═══ Data

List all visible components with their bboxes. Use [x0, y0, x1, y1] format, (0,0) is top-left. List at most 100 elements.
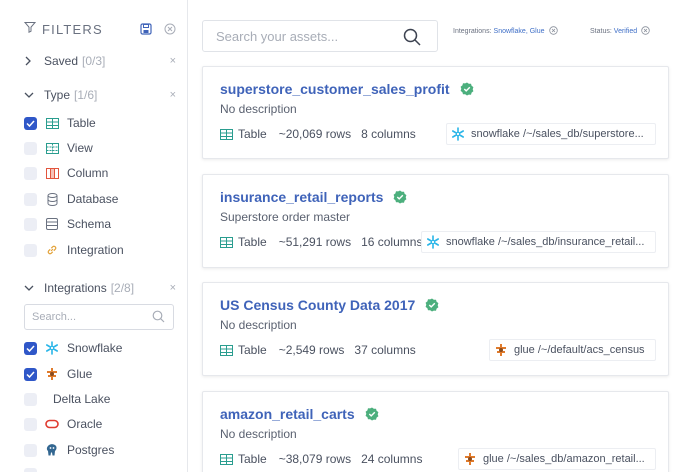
verified-icon: [393, 190, 407, 204]
integrations-section-header[interactable]: Integrations [2/8] ×: [24, 279, 176, 297]
schema-icon: [45, 217, 59, 231]
checkbox-checked[interactable]: [24, 116, 37, 130]
integration-option-snowflake[interactable]: Snowflake: [24, 340, 122, 356]
source-path-text: glue /~/default/acs_census: [514, 344, 645, 356]
integrations-count: [2/8]: [110, 281, 135, 295]
source-path[interactable]: snowflake /~/sales_db/superstore...: [446, 123, 656, 145]
column-count: 16 columns: [361, 235, 423, 249]
type-option-column[interactable]: Column: [24, 165, 108, 181]
chevron-right-icon: [24, 56, 36, 66]
filters-title: FILTERS: [42, 21, 103, 37]
clear-type-icon[interactable]: ×: [170, 89, 176, 101]
snowflake-icon: [45, 341, 59, 355]
checkbox-checked[interactable]: [24, 341, 37, 355]
integration-option-label: Postgres: [67, 443, 115, 457]
search-icon: [152, 310, 165, 326]
clear-saved-icon[interactable]: ×: [170, 55, 176, 67]
integration-option-oracle[interactable]: Oracle: [24, 416, 102, 432]
source-path[interactable]: snowflake /~/sales_db/insurance_retail..…: [421, 231, 656, 253]
integration-option-glue[interactable]: Glue: [24, 366, 92, 382]
asset-meta: Table ~38,079 rows 24 columns: [220, 452, 422, 466]
type-option-label: Schema: [67, 217, 112, 231]
asset-type: Table: [238, 343, 267, 357]
glue-icon: [45, 367, 59, 381]
asset-meta: Table ~20,069 rows 8 columns: [220, 127, 416, 141]
type-option-table[interactable]: Table: [24, 115, 96, 131]
checkbox[interactable]: [24, 243, 37, 257]
filters-sidebar: FILTERS Saved [0/3] × Type [1/6] × Table…: [0, 0, 188, 472]
checkbox[interactable]: [24, 217, 37, 231]
asset-name[interactable]: insurance_retail_reports: [220, 189, 383, 205]
integration-option-label: Glue: [67, 367, 93, 381]
status-filter-chip[interactable]: Status: Verified: [590, 26, 650, 37]
result-card[interactable]: superstore_customer_sales_profit No desc…: [202, 66, 669, 159]
type-option-integration[interactable]: Integration: [24, 242, 124, 258]
asset-name-link[interactable]: US Census County Data 2017: [220, 297, 439, 313]
asset-type: Table: [238, 127, 267, 141]
integrations-label: Integrations: [44, 281, 107, 295]
source-path[interactable]: glue /~/default/acs_census: [489, 339, 656, 361]
result-card[interactable]: US Census County Data 2017 No descriptio…: [202, 282, 669, 376]
saved-count: [0/3]: [82, 54, 106, 68]
postgres-icon: [45, 443, 59, 457]
row-count: ~51,291 rows: [278, 235, 352, 249]
column-count: 8 columns: [361, 127, 416, 141]
checkbox[interactable]: [24, 467, 37, 472]
filter-funnel-icon: [23, 20, 37, 38]
checkbox[interactable]: [24, 443, 37, 457]
verified-icon: [365, 407, 379, 421]
checkbox[interactable]: [24, 166, 37, 180]
type-option-label: Column: [67, 166, 109, 180]
integration-option-delta-lake[interactable]: Delta Lake: [24, 391, 110, 407]
save-filters-icon[interactable]: [140, 22, 152, 40]
column-count: 24 columns: [361, 452, 423, 466]
integrations-filter-chip[interactable]: Integrations: Snowflake, Glue: [453, 26, 558, 37]
source-path-text: snowflake /~/sales_db/insurance_retail..…: [446, 236, 645, 248]
asset-name-link[interactable]: amazon_retail_carts: [220, 406, 379, 422]
type-option-database[interactable]: Database: [24, 191, 118, 207]
asset-description: Superstore order master: [220, 210, 351, 224]
result-card[interactable]: insurance_retail_reports Superstore orde…: [202, 174, 669, 268]
integration-option-postgres[interactable]: Postgres: [24, 442, 114, 458]
type-option-label: Table: [67, 116, 96, 130]
type-option-schema[interactable]: Schema: [24, 216, 111, 232]
asset-name[interactable]: superstore_customer_sales_profit: [220, 81, 450, 97]
integration-search-input[interactable]: Search...: [24, 304, 174, 330]
checkbox[interactable]: [24, 192, 37, 206]
clear-integrations-icon[interactable]: ×: [170, 282, 176, 294]
asset-meta: Table ~2,549 rows 37 columns: [220, 343, 416, 357]
chip-label: Integrations:: [453, 28, 492, 35]
snowflake-icon: [426, 235, 440, 249]
type-section-header[interactable]: Type [1/6] ×: [24, 86, 176, 104]
asset-name-link[interactable]: superstore_customer_sales_profit: [220, 81, 474, 97]
checkbox[interactable]: [24, 392, 37, 406]
type-option-view[interactable]: View: [24, 140, 93, 156]
asset-search-placeholder: Search your assets...: [216, 28, 339, 44]
row-count: ~2,549 rows: [278, 343, 345, 357]
integration-option-label: Snowflake: [67, 341, 123, 355]
asset-name[interactable]: amazon_retail_carts: [220, 406, 355, 422]
remove-chip-icon[interactable]: [548, 26, 558, 37]
search-icon[interactable]: [403, 28, 421, 49]
asset-meta: Table ~51,291 rows 16 columns: [220, 235, 422, 249]
asset-name-link[interactable]: insurance_retail_reports: [220, 189, 407, 205]
checkbox-checked[interactable]: [24, 367, 37, 381]
source-path[interactable]: glue /~/sales_db/amazon_retail...: [458, 448, 656, 470]
result-card[interactable]: amazon_retail_carts No description Table…: [202, 391, 669, 472]
type-option-label: Integration: [67, 243, 124, 257]
checkbox[interactable]: [24, 141, 37, 155]
saved-section-header[interactable]: Saved [0/3] ×: [24, 52, 176, 70]
asset-type: Table: [238, 452, 267, 466]
table-icon: [220, 453, 233, 465]
asset-name[interactable]: US Census County Data 2017: [220, 297, 415, 313]
remove-chip-icon[interactable]: [641, 26, 650, 37]
integration-option-partial[interactable]: [24, 466, 45, 472]
snowflake-icon: [451, 127, 465, 141]
column-count: 37 columns: [354, 343, 416, 357]
clear-filters-icon[interactable]: [164, 22, 176, 40]
row-count: ~38,079 rows: [278, 452, 352, 466]
asset-description: No description: [220, 318, 297, 332]
checkbox[interactable]: [24, 417, 37, 431]
chip-label: Status:: [590, 28, 612, 35]
asset-search-input[interactable]: Search your assets...: [202, 20, 438, 52]
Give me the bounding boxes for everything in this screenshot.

══════

Copy out the lines verbatim, starting at the line that contains "verified-icon: [393, 190, 407, 204]" and ending after the line that contains "integrations-count: [2/8]: [110, 281, 135, 295]".

Worked answer:
verified-icon: [393, 190, 407, 204]
integrations-section-header[interactable]: Integrations [2/8] ×: [24, 279, 176, 297]
schema-icon: [45, 217, 59, 231]
checkbox-checked[interactable]: [24, 116, 37, 130]
integration-option-snowflake[interactable]: Snowflake: [24, 340, 122, 356]
source-path-text: glue /~/default/acs_census: [514, 344, 645, 356]
integrations-count: [2/8]: [110, 281, 135, 295]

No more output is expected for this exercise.